[Exercise instructions] In the entries that follow, how many lines contain "Новая"? Answer with the number only.

[Items]

------------------------------------------------------------------------

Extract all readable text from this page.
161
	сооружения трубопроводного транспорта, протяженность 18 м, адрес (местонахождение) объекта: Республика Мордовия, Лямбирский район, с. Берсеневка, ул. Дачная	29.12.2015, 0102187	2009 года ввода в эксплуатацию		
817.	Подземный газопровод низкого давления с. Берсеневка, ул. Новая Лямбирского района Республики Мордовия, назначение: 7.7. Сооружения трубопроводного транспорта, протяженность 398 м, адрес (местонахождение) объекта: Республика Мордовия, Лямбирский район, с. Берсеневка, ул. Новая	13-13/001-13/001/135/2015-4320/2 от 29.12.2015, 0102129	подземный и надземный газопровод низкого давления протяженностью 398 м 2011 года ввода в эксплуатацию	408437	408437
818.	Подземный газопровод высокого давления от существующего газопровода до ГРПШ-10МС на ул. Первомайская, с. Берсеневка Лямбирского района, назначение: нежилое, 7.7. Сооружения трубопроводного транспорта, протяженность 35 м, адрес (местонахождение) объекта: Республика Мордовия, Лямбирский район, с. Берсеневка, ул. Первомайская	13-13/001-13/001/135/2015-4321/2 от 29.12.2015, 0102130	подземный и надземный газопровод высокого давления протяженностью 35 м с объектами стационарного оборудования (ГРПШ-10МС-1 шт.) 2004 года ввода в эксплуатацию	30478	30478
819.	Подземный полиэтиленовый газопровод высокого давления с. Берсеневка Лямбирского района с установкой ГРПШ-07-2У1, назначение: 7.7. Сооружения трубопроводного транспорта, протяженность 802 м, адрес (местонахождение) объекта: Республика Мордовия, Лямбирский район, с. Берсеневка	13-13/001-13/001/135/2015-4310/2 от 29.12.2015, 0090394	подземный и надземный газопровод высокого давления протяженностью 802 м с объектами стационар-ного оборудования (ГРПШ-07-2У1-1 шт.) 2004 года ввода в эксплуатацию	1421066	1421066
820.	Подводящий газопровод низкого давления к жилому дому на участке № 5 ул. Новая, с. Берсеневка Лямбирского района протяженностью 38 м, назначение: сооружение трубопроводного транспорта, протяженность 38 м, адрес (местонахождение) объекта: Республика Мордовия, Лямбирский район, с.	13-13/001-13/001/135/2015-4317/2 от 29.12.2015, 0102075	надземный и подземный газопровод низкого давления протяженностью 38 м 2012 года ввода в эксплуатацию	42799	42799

------------------------------------------------------------------------

[Finished exercise] 2